# TASK PROMPT
Give the listing again exactly, omitting its images.

# DATA LINES
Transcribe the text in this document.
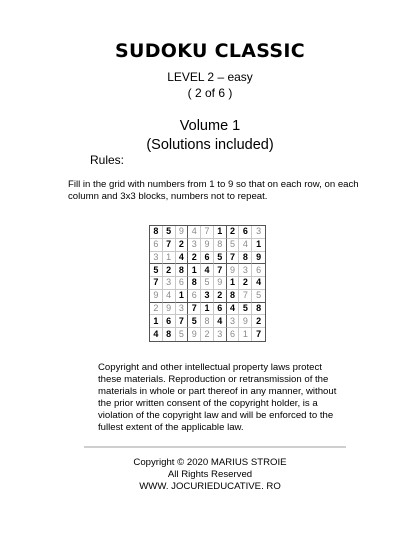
SUDOKU CLASSIC
LEVEL 2 – easy
( 2 of 6 )
Volume 1
(Solutions included)
Rules:
Fill in the grid with numbers from 1 to 9 so that on each row, on each column and 3x3 blocks, numbers not to repeat.
8 5 9 4 7 1 2 6 3
6 7 2 3 9 8 5 4 1
3 1 4 2 6 5 7 8 9
5 2 8 1 4 7 9 3 6
7 3 6 8 5 9 1 2 4
9 4 1 6 3 2 8 7 5
2 9 3 7 1 6 4 5 8
1 6 7 5 8 4 3 9 2
4 8 5 9 2 3 6 1 7
Copyright and other intellectual property laws protect these materials. Reproduction or retransmission of the materials in whole or part thereof in any manner, without the prior written consent of the copyright holder, is a violation of the copyright law and will be enforced to the fullest extent of the applicable law.
Copyright © 2020 MARIUS STROIE
All Rights Reserved
WWW. JOCURIEDUCATIVE. RO
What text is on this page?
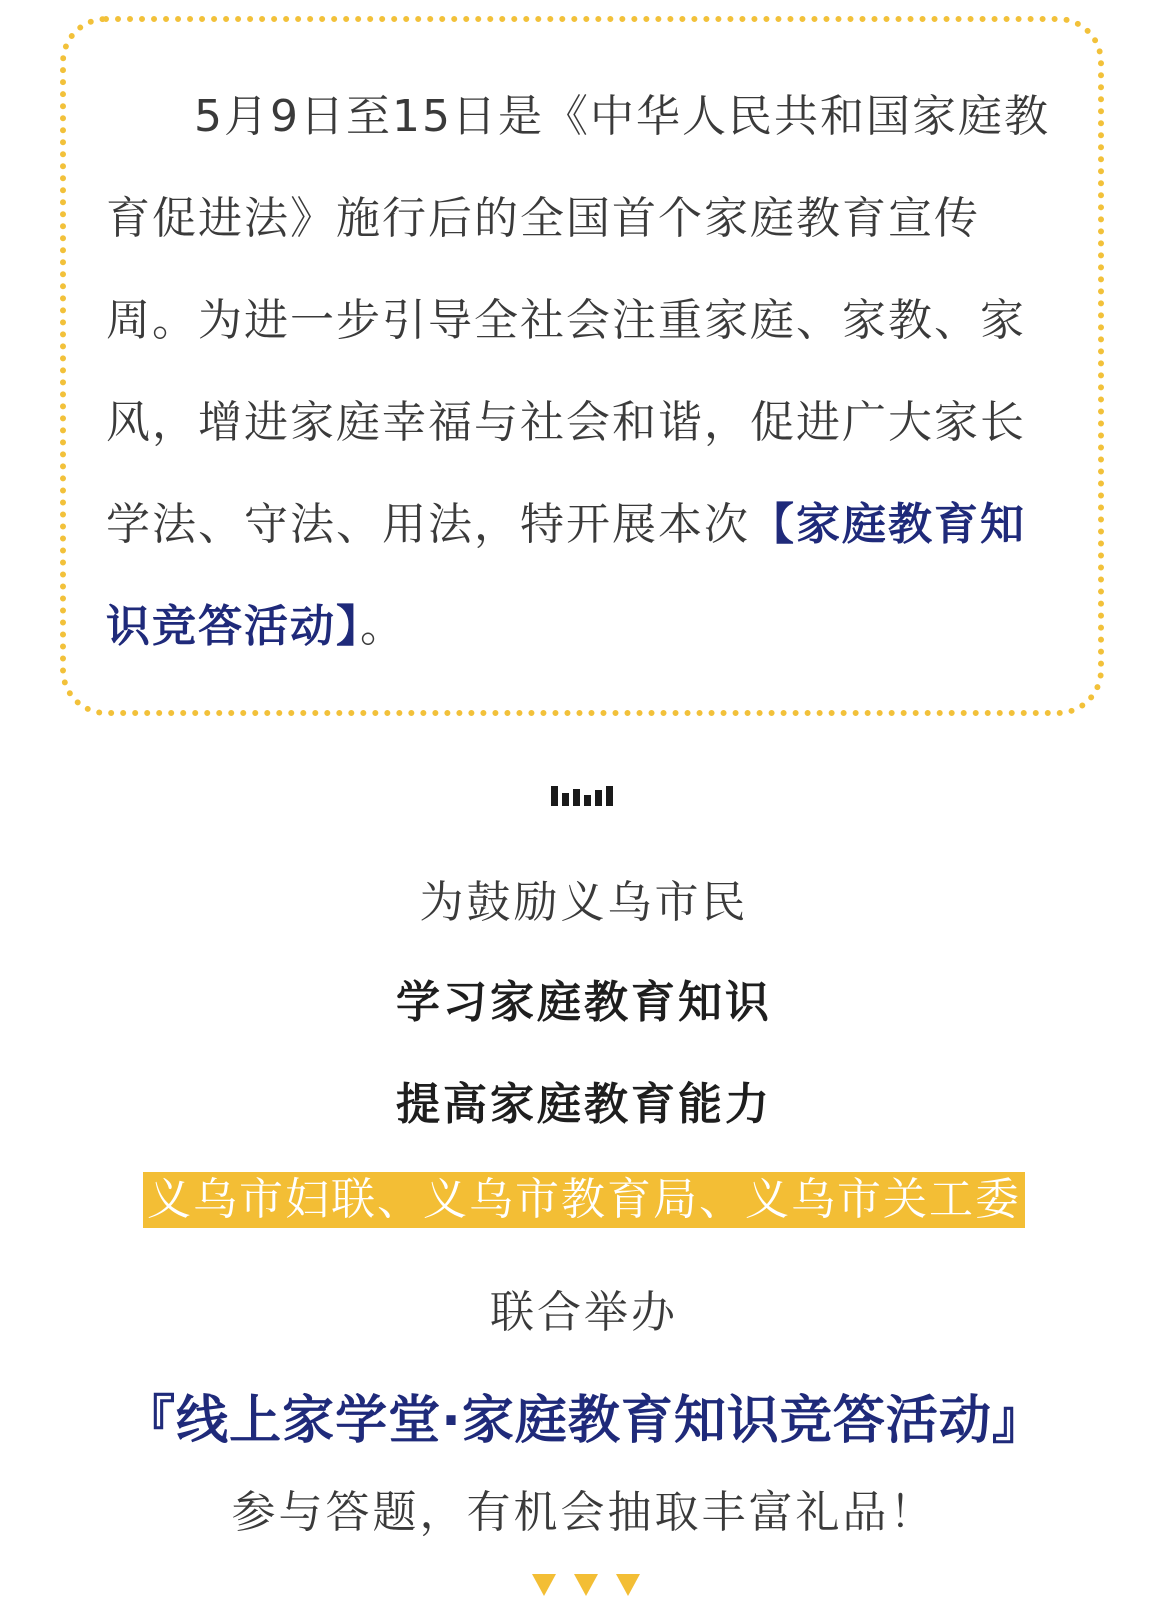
5月9日至15日是《中华人民共和国家庭教育促进法》施行后的全国首个家庭教育宣传周。为进一步引导全社会注重家庭、家教、家风，增进家庭幸福与社会和谐，促进广大家长学法、守法、用法，特开展本次【家庭教育知识竞答活动】。

为鼓励义乌市民

学习家庭教育知识

提高家庭教育能力

义乌市妇联、义乌市教育局、义乌市关工委

联合举办

『线上家学堂·家庭教育知识竞答活动』

参与答题，有机会抽取丰富礼品！
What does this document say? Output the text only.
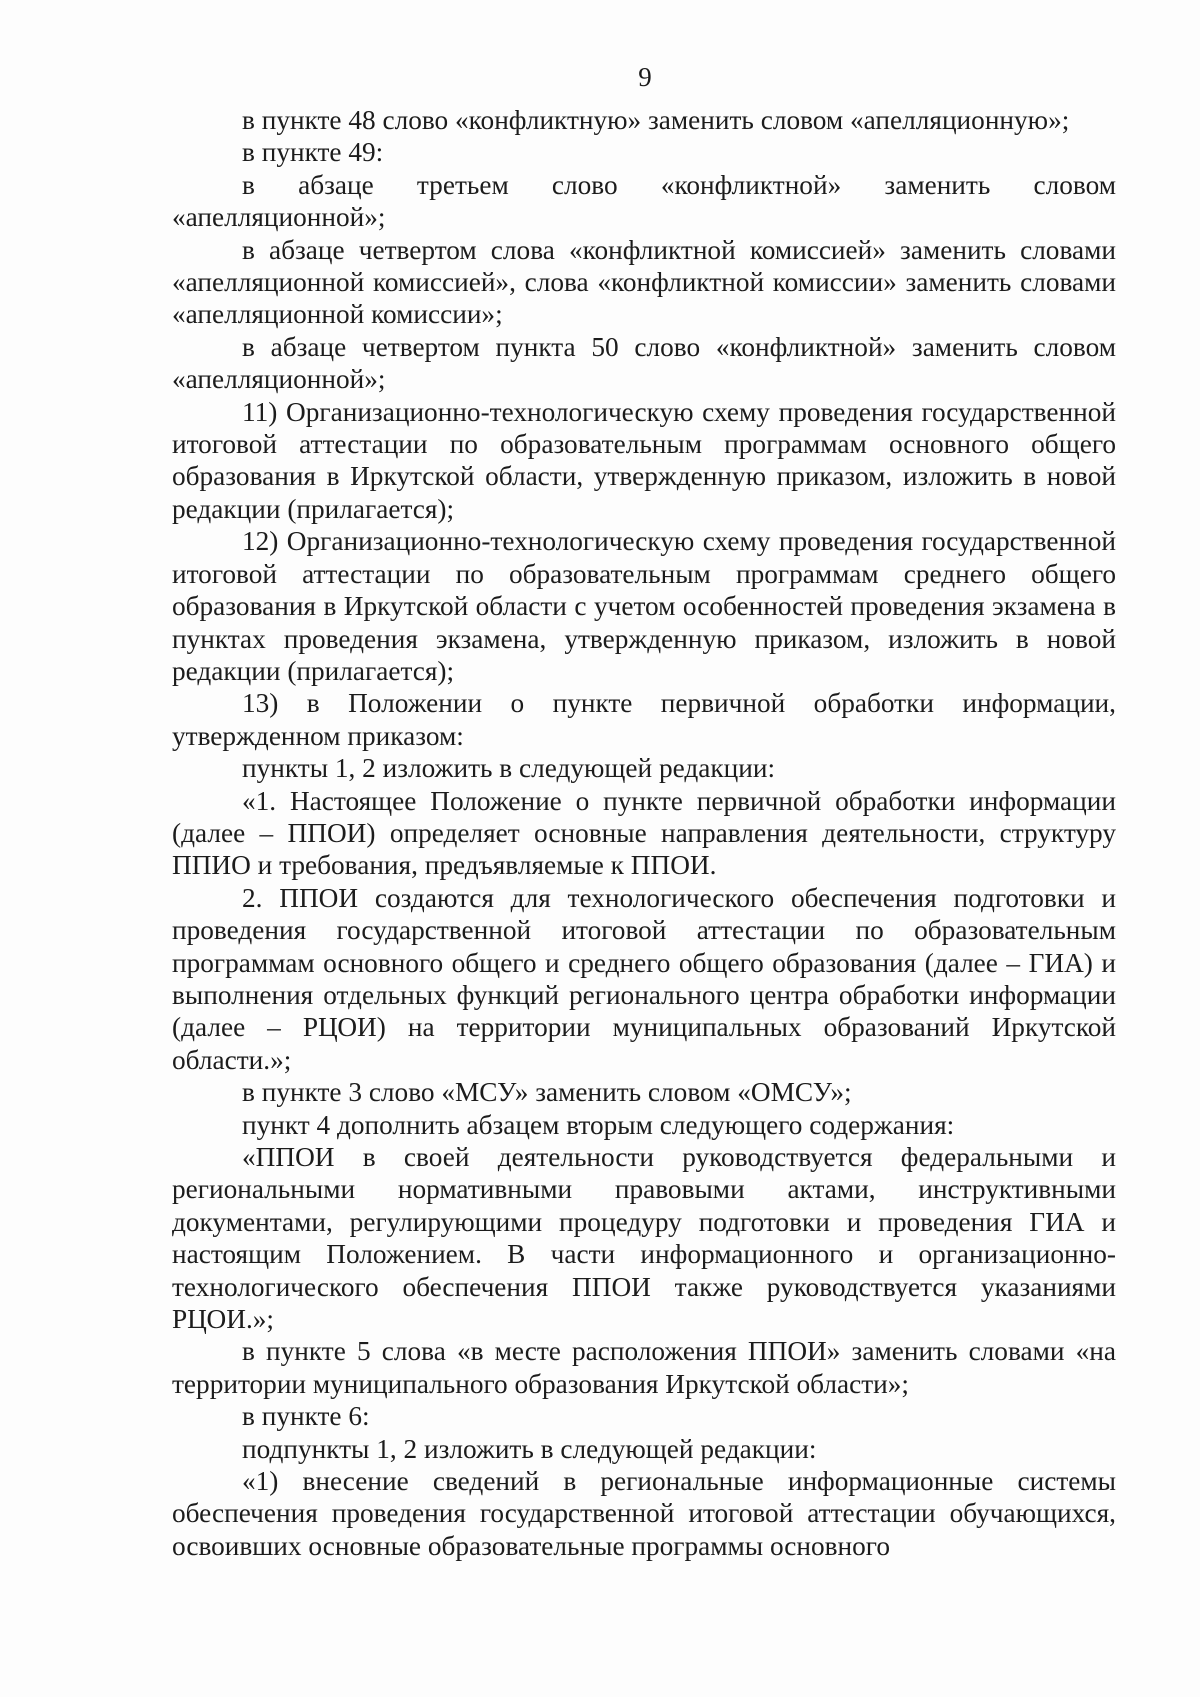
9

в пункте 48 слово «конфликтную» заменить словом «апелляционную»;

в пункте 49:

в абзаце третьем слово «конфликтной» заменить словом «апелляционной»;

в абзаце четвертом слова «конфликтной комиссией» заменить словами «апелляционной комиссией», слова «конфликтной комиссии» заменить словами «апелляционной комиссии»;

в абзаце четвертом пункта 50 слово «конфликтной» заменить словом «апелляционной»;

11) Организационно-технологическую схему проведения государственной итоговой аттестации по образовательным программам основного общего образования в Иркутской области, утвержденную приказом, изложить в новой редакции (прилагается);

12) Организационно-технологическую схему проведения государственной итоговой аттестации по образовательным программам среднего общего образования в Иркутской области с учетом особенностей проведения экзамена в пунктах проведения экзамена, утвержденную приказом, изложить в новой редакции (прилагается);

13) в Положении о пункте первичной обработки информации, утвержденном приказом:

пункты 1, 2 изложить в следующей редакции:

«1. Настоящее Положение о пункте первичной обработки информации (далее – ППОИ) определяет основные направления деятельности, структуру ППИО и требования, предъявляемые к ППОИ.

2. ППОИ создаются для технологического обеспечения подготовки и проведения государственной итоговой аттестации по образовательным программам основного общего и среднего общего образования (далее – ГИА) и выполнения отдельных функций регионального центра обработки информации (далее – РЦОИ) на территории муниципальных образований Иркутской области.»;

в пункте 3 слово «МСУ» заменить словом «ОМСУ»;

пункт 4 дополнить абзацем вторым следующего содержания:

«ППОИ в своей деятельности руководствуется федеральными и региональными нормативными правовыми актами, инструктивными документами, регулирующими процедуру подготовки и проведения ГИА и настоящим Положением. В части информационного и организационно-технологического обеспечения ППОИ также руководствуется указаниями РЦОИ.»;

в пункте 5 слова «в месте расположения ППОИ» заменить словами «на территории муниципального образования Иркутской области»;

в пункте 6:

подпункты 1, 2 изложить в следующей редакции:

«1) внесение сведений в региональные информационные системы обеспечения проведения государственной итоговой аттестации обучающихся, освоивших основные образовательные программы основного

# WRITTEN ANSWER
Transcribe the text in this document.
SUDOKU CLASSIC
LEVEL 2 – easy
( 2 of 6 )
Volume 1
(Solutions included)
Rules:
Fill in the grid with numbers from 1 to 9 so that on each row, on each column and 3x3 blocks, numbers not to repeat.
8 5 9 4 7 1 2 6 3
6 7 2 3 9 8 5 4 1
3 1 4 2 6 5 7 8 9
5 2 8 1 4 7 9 3 6
7 3 6 8 5 9 1 2 4
9 4 1 6 3 2 8 7 5
2 9 3 7 1 6 4 5 8
1 6 7 5 8 4 3 9 2
4 8 5 9 2 3 6 1 7
Copyright and other intellectual property laws protect these materials. Reproduction or retransmission of the materials in whole or part thereof in any manner, without the prior written consent of the copyright holder, is a violation of the copyright law and will be enforced to the fullest extent of the applicable law.
Copyright © 2020 MARIUS STROIE
All Rights Reserved
WWW. JOCURIEDUCATIVE. RO
What text is on this page?
5月9日至15日是《中华人民共和国家庭教育促进法》施行后的全国首个家庭教育宣传周。为进一步引导全社会注重家庭、家教、家风，增进家庭幸福与社会和谐，促进广大家长学法、守法、用法，特开展本次【家庭教育知识竞答活动】。

为鼓励义乌市民

学习家庭教育知识

提高家庭教育能力

义乌市妇联、义乌市教育局、义乌市关工委

联合举办

『线上家学堂·家庭教育知识竞答活动』

参与答题，有机会抽取丰富礼品！
What does this document say? Output the text only.
9

в пункте 48 слово «конфликтную» заменить словом «апелляционную»;

в пункте 49:

в абзаце третьем слово «конфликтной» заменить словом «апелляционной»;

в абзаце четвертом слова «конфликтной комиссией» заменить словами «апелляционной комиссией», слова «конфликтной комиссии» заменить словами «апелляционной комиссии»;

в абзаце четвертом пункта 50 слово «конфликтной» заменить словом «апелляционной»;

11) Организационно-технологическую схему проведения государственной итоговой аттестации по образовательным программам основного общего образования в Иркутской области, утвержденную приказом, изложить в новой редакции (прилагается);

12) Организационно-технологическую схему проведения государственной итоговой аттестации по образовательным программам среднего общего образования в Иркутской области с учетом особенностей проведения экзамена в пунктах проведения экзамена, утвержденную приказом, изложить в новой редакции (прилагается);

13) в Положении о пункте первичной обработки информации, утвержденном приказом:

пункты 1, 2 изложить в следующей редакции:

«1. Настоящее Положение о пункте первичной обработки информации (далее – ППОИ) определяет основные направления деятельности, структуру ППИО и требования, предъявляемые к ППОИ.

2. ППОИ создаются для технологического обеспечения подготовки и проведения государственной итоговой аттестации по образовательным программам основного общего и среднего общего образования (далее – ГИА) и выполнения отдельных функций регионального центра обработки информации (далее – РЦОИ) на территории муниципальных образований Иркутской области.»;

в пункте 3 слово «МСУ» заменить словом «ОМСУ»;

пункт 4 дополнить абзацем вторым следующего содержания:

«ППОИ в своей деятельности руководствуется федеральными и региональными нормативными правовыми актами, инструктивными документами, регулирующими процедуру подготовки и проведения ГИА и настоящим Положением. В части информационного и организационно-технологического обеспечения ППОИ также руководствуется указаниями РЦОИ.»;

в пункте 5 слова «в месте расположения ППОИ» заменить словами «на территории муниципального образования Иркутской области»;

в пункте 6:

подпункты 1, 2 изложить в следующей редакции:

«1) внесение сведений в региональные информационные системы обеспечения проведения государственной итоговой аттестации обучающихся, освоивших основные образовательные программы основного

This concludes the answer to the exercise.